## OBJECTIVE 1
From the Tamar production announcement, reproduce word for word the part that opens with the words containing "The gross resource" and closes with "onshore receiving terminal.".
## OBJECTIVE 2
Per the Tamar production announcement, how far does natural gas travel through the subsea tieback from the field to the platform?

## EXCERPT PROVIDED
▼

Noble Energy Announces Production From Tamar And An Increase In Resource Estimate

   Noble Energy Announces Production From Tamar And An Increase In Resource

PR Newswire

HOUSTON, April 4, 2013

HOUSTON, April 4, 2013 /PRNewswire/ -- Noble Energy, Inc. (NYSE: NBL) today
announced that the Tamar natural gas field offshore Israel has been
successfully brought online with all five of the subsea wells now producing at
stable rates totaling approximately 300 million cubic feet per day (MMcf/d).
When combined with existing Mari-B volumes, the total current sales are nearly
500 MMcf/d and are expected to average 700 MMcf/d through the remainder of the
year. Initial sales commenced on March 31 as natural gas flowed from the field
to the Tamar platform and then to the Ashdod Onshore Terminal.

The development is designed to deliver natural gas rates up to 1 billion cubic
feet per day (Bcf/d). Volumes will likely reach this maximum capacity during
the peak summer demand in the third quarter this year.

Charles D. Davidson, Noble Energy's Chairman and CEO, commented, "In just over
four years from discovery, the Tamar project is fully operational and
delivering significant volumes of natural gas to Israel. The project is a
technological and commercial milestone for Noble Energy and our partners. This
is the third major global project we have brought online in the last 18 months
and it will make a significant contribution to our continuing production
growth. Building on this success, we are working with the government and our
partners to sanction the next phase of development at Tamar and the domestic
phase of Leviathan."

The gross resource estimate of Tamar has been increased to 10 trillion cubic
feet (Tcf), up from 9 Tcf, as a result of development drilling and continued
reservoir analysis and modeling. An independent assessment conducted by
Netherland, Sewell & Associates, Inc. supports the new resource estimate.

The Tamar development includes five subsea wells capable of flowing 250 MMcf/d
of natural gas each. Natural gas flows from the field through the longest
subsea tieback in the world for more than 90 miles to a platform near the
existing Mari-B structure. The Tamar platform is tied into the existing
pipeline that delivers natural gas to the Ashdod onshore receiving terminal.

Noble Energy operates Tamar with a 36 percent working interest. Other interest
owners are Isramco Negev 2 with 28.75 percent, Delek Drilling with 15.625
percent, Avner Oil Exploration with 15.625 percent and Dor Gas Exploration
with the remaining four percent.

The Company is also the operator of Mari-B with a 47.059 percent working
interest. Delek Drilling has a 25.5 percent interest, Avner Oil Exploration
holds 23 percent and Delek Investment has 4.441 percent.

▲

## DATA SHOWN

▼

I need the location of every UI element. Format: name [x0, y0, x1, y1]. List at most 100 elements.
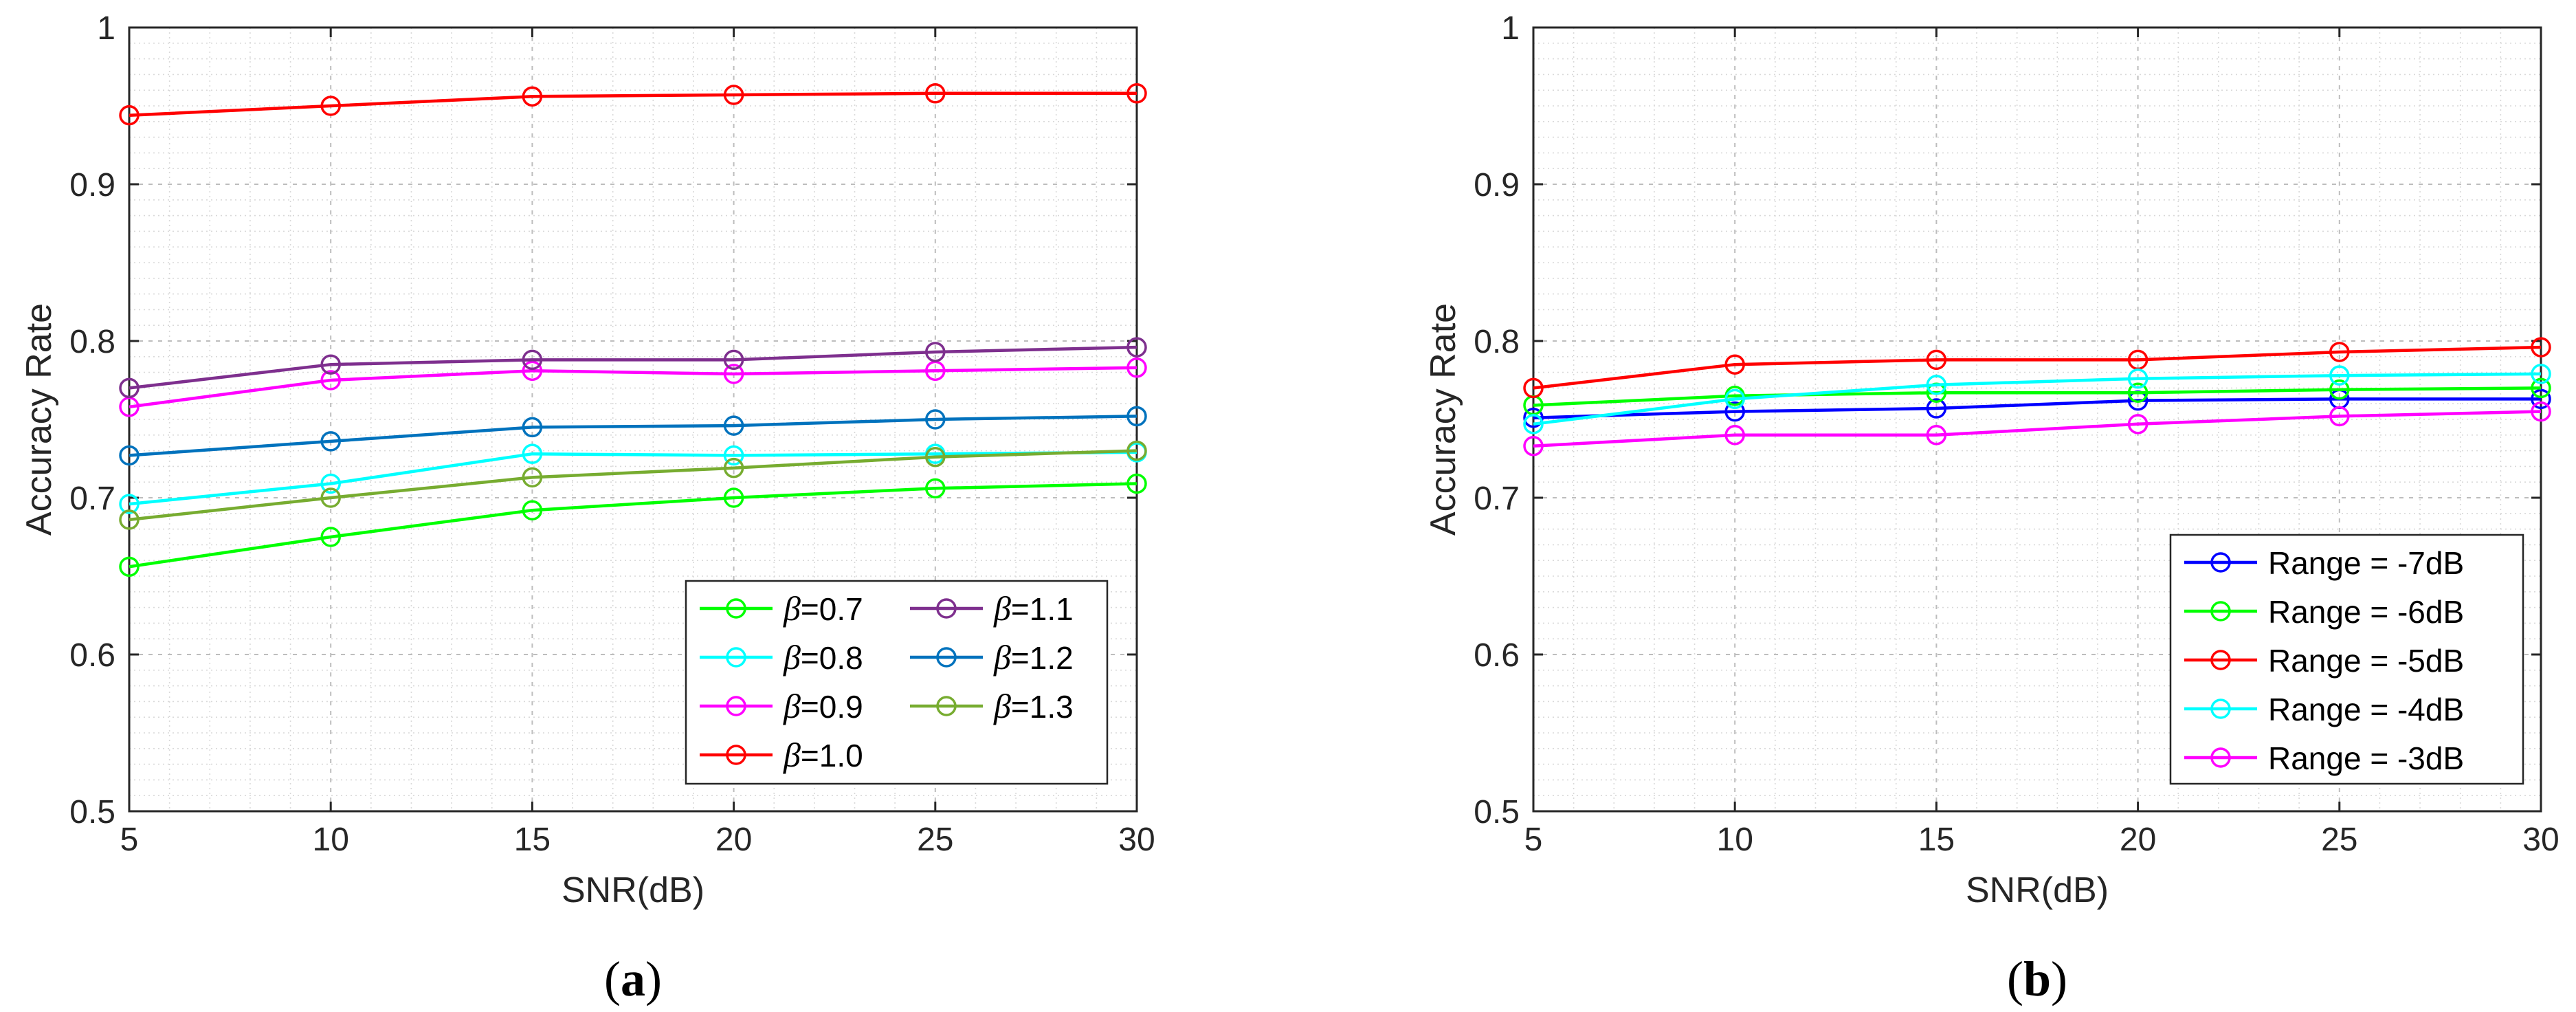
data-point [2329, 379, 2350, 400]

▲

## EXERCISE RESPONSE 1
The gross resource estimate of Tamar has been increased to 10 trillion cubic
feet (Tcf), up from 9 Tcf, as a result of development drilling and continued
reservoir analysis and modeling. An independent assessment conducted by
Netherland, Sewell & Associates, Inc. supports the new resource estimate.

The Tamar development includes five subsea wells capable of flowing 250 MMcf/d
of natural gas each. Natural gas flows from the field through the longest
subsea tieback in the world for more than 90 miles to a platform near the
existing Mari-B structure. The Tamar platform is tied into the existing
pipeline that delivers natural gas to the Ashdod onshore receiving terminal.

## EXERCISE RESPONSE 2
More than 90 miles.